[Data records]

┌──

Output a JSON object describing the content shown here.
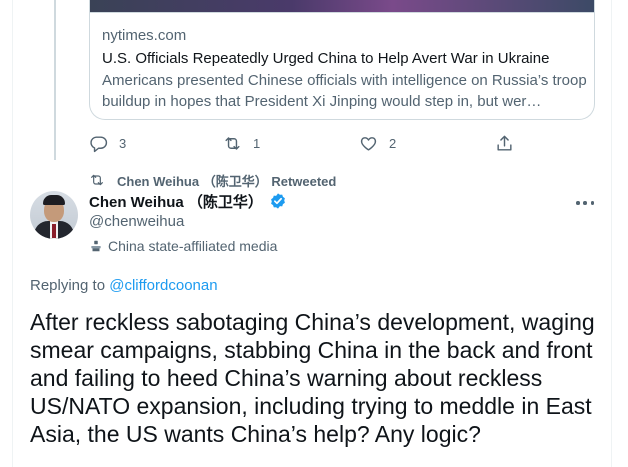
{
  "link_card": {
    "domain": "nytimes.com",
    "title": "U.S. Officials Repeatedly Urged China to Help Avert War in Ukraine",
    "description": "Americans presented Chinese officials with intelligence on Russia’s troop buildup in hopes that President Xi Jinping would step in, but wer…"
  },
  "actions": {
    "reply": {
      "icon": "reply-icon",
      "count": "3"
    },
    "retweet": {
      "icon": "retweet-icon",
      "count": "1"
    },
    "like": {
      "icon": "heart-icon",
      "count": "2"
    },
    "share": {
      "icon": "share-icon"
    }
  },
  "retweet_notice": {
    "icon": "retweet-icon",
    "text": "Chen Weihua （陈卫华） Retweeted"
  },
  "author": {
    "name": "Chen Weihua （陈卫华）",
    "handle": "@chenweihua",
    "verified_icon": "verified-badge-icon",
    "affiliation_icon": "podium-icon",
    "affiliation": "China state-affiliated media"
  },
  "tweet": {
    "replying_to_prefix": "Replying to ",
    "replying_to_user": "@cliffordcoonan",
    "text": "After reckless sabotaging China’s development, waging smear campaigns, stabbing China in the back and front and failing to heed China’s warning about reckless US/NATO expansion, including trying to meddle in East Asia, the US wants China’s help? Any logic?"
  },
  "colors": {
    "text_primary": "#0f1419",
    "text_secondary": "#536471",
    "link": "#1d9bf0",
    "border": "#cfd9de",
    "verified": "#1d9bf0"
  }
}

└──

» **AIM OF THE TASK**: Your answer should be only the number of lines that hold the word "China".

» **SOLVED PROBLEM**: 3